(Excerpt from a dataset)
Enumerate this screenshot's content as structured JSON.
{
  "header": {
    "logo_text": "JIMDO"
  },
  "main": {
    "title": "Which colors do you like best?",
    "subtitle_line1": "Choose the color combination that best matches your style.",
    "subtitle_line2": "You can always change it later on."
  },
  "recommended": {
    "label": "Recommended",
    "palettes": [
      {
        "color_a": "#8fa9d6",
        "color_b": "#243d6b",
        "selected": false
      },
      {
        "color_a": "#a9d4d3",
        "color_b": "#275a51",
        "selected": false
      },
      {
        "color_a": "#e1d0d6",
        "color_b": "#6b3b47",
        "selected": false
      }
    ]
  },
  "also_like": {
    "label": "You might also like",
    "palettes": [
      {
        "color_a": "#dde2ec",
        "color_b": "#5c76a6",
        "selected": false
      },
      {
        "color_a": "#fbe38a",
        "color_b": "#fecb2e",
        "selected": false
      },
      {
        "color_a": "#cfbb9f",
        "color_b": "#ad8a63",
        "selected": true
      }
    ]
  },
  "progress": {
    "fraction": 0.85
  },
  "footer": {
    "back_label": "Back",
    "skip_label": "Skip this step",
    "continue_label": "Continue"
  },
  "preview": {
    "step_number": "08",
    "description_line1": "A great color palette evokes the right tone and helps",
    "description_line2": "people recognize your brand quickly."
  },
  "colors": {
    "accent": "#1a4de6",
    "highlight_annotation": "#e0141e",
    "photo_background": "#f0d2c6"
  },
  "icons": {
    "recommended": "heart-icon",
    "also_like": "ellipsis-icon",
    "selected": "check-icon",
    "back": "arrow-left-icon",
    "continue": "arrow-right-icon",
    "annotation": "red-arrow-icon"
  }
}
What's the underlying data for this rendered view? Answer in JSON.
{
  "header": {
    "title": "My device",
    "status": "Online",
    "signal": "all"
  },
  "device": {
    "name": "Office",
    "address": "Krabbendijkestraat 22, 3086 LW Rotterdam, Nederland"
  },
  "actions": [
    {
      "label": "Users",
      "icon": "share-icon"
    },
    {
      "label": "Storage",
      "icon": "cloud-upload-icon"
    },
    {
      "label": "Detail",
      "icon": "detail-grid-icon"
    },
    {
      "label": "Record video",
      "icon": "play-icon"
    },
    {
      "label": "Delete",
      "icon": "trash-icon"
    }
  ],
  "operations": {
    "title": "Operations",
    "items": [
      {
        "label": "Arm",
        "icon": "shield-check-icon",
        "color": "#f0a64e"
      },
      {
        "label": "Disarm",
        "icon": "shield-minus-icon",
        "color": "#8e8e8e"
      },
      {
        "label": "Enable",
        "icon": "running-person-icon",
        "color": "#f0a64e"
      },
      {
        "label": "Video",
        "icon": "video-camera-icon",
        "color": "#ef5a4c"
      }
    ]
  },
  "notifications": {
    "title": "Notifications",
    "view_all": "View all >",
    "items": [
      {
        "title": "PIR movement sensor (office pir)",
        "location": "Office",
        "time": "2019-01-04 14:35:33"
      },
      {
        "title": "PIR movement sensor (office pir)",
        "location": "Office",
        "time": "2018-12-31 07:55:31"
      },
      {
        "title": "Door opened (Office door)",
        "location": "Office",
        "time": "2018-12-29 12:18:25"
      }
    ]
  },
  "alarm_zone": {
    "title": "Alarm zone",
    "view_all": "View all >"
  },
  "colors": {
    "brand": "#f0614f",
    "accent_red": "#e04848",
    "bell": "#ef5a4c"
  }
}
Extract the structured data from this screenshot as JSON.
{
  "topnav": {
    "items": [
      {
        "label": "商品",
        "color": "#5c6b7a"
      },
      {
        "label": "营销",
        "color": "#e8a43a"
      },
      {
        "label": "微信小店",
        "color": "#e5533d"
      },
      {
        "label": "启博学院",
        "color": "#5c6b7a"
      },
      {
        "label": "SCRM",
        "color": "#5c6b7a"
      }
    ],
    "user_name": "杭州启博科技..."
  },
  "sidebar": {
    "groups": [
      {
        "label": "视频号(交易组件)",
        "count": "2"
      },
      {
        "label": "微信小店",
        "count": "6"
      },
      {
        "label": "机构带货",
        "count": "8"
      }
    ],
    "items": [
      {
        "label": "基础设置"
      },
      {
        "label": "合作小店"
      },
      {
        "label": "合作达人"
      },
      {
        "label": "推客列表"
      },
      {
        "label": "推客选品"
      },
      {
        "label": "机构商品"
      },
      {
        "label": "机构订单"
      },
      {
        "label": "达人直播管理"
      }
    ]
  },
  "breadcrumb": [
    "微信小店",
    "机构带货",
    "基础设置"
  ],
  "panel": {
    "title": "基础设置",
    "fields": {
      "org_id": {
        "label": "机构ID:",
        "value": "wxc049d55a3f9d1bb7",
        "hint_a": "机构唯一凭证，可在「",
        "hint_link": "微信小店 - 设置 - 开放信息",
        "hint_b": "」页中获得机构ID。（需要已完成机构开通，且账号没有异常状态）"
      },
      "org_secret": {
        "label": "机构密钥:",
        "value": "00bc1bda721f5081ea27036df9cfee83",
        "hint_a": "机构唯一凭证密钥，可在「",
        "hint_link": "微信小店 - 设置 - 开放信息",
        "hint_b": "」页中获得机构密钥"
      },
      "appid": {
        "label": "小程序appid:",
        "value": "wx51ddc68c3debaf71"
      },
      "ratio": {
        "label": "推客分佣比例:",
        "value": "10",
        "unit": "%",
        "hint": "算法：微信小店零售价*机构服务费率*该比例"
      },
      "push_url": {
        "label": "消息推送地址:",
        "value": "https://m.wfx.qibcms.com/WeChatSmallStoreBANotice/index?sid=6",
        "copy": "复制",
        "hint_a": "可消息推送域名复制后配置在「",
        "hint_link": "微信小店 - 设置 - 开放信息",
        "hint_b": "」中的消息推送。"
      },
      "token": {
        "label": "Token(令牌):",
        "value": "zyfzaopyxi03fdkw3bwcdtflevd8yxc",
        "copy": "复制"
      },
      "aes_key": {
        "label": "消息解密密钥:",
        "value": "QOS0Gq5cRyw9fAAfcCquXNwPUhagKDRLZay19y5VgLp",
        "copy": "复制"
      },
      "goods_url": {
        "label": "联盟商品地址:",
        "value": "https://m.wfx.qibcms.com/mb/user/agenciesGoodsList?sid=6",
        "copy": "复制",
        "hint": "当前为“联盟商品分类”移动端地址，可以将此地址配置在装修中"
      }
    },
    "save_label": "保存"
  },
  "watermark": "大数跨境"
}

_What needs to be done_:
The entries above must be returned in full, exactly as shown.

_Completed exercise_:
Enumerate this screenshot's content as structured JSON.
{
  "header": {
    "logo_text": "JIMDO"
  },
  "main": {
    "title": "Which colors do you like best?",
    "subtitle_line1": "Choose the color combination that best matches your style.",
    "subtitle_line2": "You can always change it later on."
  },
  "recommended": {
    "label": "Recommended",
    "palettes": [
      {
        "color_a": "#8fa9d6",
        "color_b": "#243d6b",
        "selected": false
      },
      {
        "color_a": "#a9d4d3",
        "color_b": "#275a51",
        "selected": false
      },
      {
        "color_a": "#e1d0d6",
        "color_b": "#6b3b47",
        "selected": false
      }
    ]
  },
  "also_like": {
    "label": "You might also like",
    "palettes": [
      {
        "color_a": "#dde2ec",
        "color_b": "#5c76a6",
        "selected": false
      },
      {
        "color_a": "#fbe38a",
        "color_b": "#fecb2e",
        "selected": false
      },
      {
        "color_a": "#cfbb9f",
        "color_b": "#ad8a63",
        "selected": true
      }
    ]
  },
  "progress": {
    "fraction": 0.85
  },
  "footer": {
    "back_label": "Back",
    "skip_label": "Skip this step",
    "continue_label": "Continue"
  },
  "preview": {
    "step_number": "08",
    "description_line1": "A great color palette evokes the right tone and helps",
    "description_line2": "people recognize your brand quickly."
  },
  "colors": {
    "accent": "#1a4de6",
    "highlight_annotation": "#e0141e",
    "photo_background": "#f0d2c6"
  },
  "icons": {
    "recommended": "heart-icon",
    "also_like": "ellipsis-icon",
    "selected": "check-icon",
    "back": "arrow-left-icon",
    "continue": "arrow-right-icon",
    "annotation": "red-arrow-icon"
  }
}
What's the underlying data for this rendered view? Answer in JSON.
{
  "header": {
    "title": "My device",
    "status": "Online",
    "signal": "all"
  },
  "device": {
    "name": "Office",
    "address": "Krabbendijkestraat 22, 3086 LW Rotterdam, Nederland"
  },
  "actions": [
    {
      "label": "Users",
      "icon": "share-icon"
    },
    {
      "label": "Storage",
      "icon": "cloud-upload-icon"
    },
    {
      "label": "Detail",
      "icon": "detail-grid-icon"
    },
    {
      "label": "Record video",
      "icon": "play-icon"
    },
    {
      "label": "Delete",
      "icon": "trash-icon"
    }
  ],
  "operations": {
    "title": "Operations",
    "items": [
      {
        "label": "Arm",
        "icon": "shield-check-icon",
        "color": "#f0a64e"
      },
      {
        "label": "Disarm",
        "icon": "shield-minus-icon",
        "color": "#8e8e8e"
      },
      {
        "label": "Enable",
        "icon": "running-person-icon",
        "color": "#f0a64e"
      },
      {
        "label": "Video",
        "icon": "video-camera-icon",
        "color": "#ef5a4c"
      }
    ]
  },
  "notifications": {
    "title": "Notifications",
    "view_all": "View all >",
    "items": [
      {
        "title": "PIR movement sensor (office pir)",
        "location": "Office",
        "time": "2019-01-04 14:35:33"
      },
      {
        "title": "PIR movement sensor (office pir)",
        "location": "Office",
        "time": "2018-12-31 07:55:31"
      },
      {
        "title": "Door opened (Office door)",
        "location": "Office",
        "time": "2018-12-29 12:18:25"
      }
    ]
  },
  "alarm_zone": {
    "title": "Alarm zone",
    "view_all": "View all >"
  },
  "colors": {
    "brand": "#f0614f",
    "accent_red": "#e04848",
    "bell": "#ef5a4c"
  }
}
Extract the structured data from this screenshot as JSON.
{
  "topnav": {
    "items": [
      {
        "label": "商品",
        "color": "#5c6b7a"
      },
      {
        "label": "营销",
        "color": "#e8a43a"
      },
      {
        "label": "微信小店",
        "color": "#e5533d"
      },
      {
        "label": "启博学院",
        "color": "#5c6b7a"
      },
      {
        "label": "SCRM",
        "color": "#5c6b7a"
      }
    ],
    "user_name": "杭州启博科技..."
  },
  "sidebar": {
    "groups": [
      {
        "label": "视频号(交易组件)",
        "count": "2"
      },
      {
        "label": "微信小店",
        "count": "6"
      },
      {
        "label": "机构带货",
        "count": "8"
      }
    ],
    "items": [
      {
        "label": "基础设置"
      },
      {
        "label": "合作小店"
      },
      {
        "label": "合作达人"
      },
      {
        "label": "推客列表"
      },
      {
        "label": "推客选品"
      },
      {
        "label": "机构商品"
      },
      {
        "label": "机构订单"
      },
      {
        "label": "达人直播管理"
      }
    ]
  },
  "breadcrumb": [
    "微信小店",
    "机构带货",
    "基础设置"
  ],
  "panel": {
    "title": "基础设置",
    "fields": {
      "org_id": {
        "label": "机构ID:",
        "value": "wxc049d55a3f9d1bb7",
        "hint_a": "机构唯一凭证，可在「",
        "hint_link": "微信小店 - 设置 - 开放信息",
        "hint_b": "」页中获得机构ID。（需要已完成机构开通，且账号没有异常状态）"
      },
      "org_secret": {
        "label": "机构密钥:",
        "value": "00bc1bda721f5081ea27036df9cfee83",
        "hint_a": "机构唯一凭证密钥，可在「",
        "hint_link": "微信小店 - 设置 - 开放信息",
        "hint_b": "」页中获得机构密钥"
      },
      "appid": {
        "label": "小程序appid:",
        "value": "wx51ddc68c3debaf71"
      },
      "ratio": {
        "label": "推客分佣比例:",
        "value": "10",
        "unit": "%",
        "hint": "算法：微信小店零售价*机构服务费率*该比例"
      },
      "push_url": {
        "label": "消息推送地址:",
        "value": "https://m.wfx.qibcms.com/WeChatSmallStoreBANotice/index?sid=6",
        "copy": "复制",
        "hint_a": "可消息推送域名复制后配置在「",
        "hint_link": "微信小店 - 设置 - 开放信息",
        "hint_b": "」中的消息推送。"
      },
      "token": {
        "label": "Token(令牌):",
        "value": "zyfzaopyxi03fdkw3bwcdtflevd8yxc",
        "copy": "复制"
      },
      "aes_key": {
        "label": "消息解密密钥:",
        "value": "QOS0Gq5cRyw9fAAfcCquXNwPUhagKDRLZay19y5VgLp",
        "copy": "复制"
      },
      "goods_url": {
        "label": "联盟商品地址:",
        "value": "https://m.wfx.qibcms.com/mb/user/agenciesGoodsList?sid=6",
        "copy": "复制",
        "hint": "当前为“联盟商品分类”移动端地址，可以将此地址配置在装修中"
      }
    },
    "save_label": "保存"
  },
  "watermark": "大数跨境"
}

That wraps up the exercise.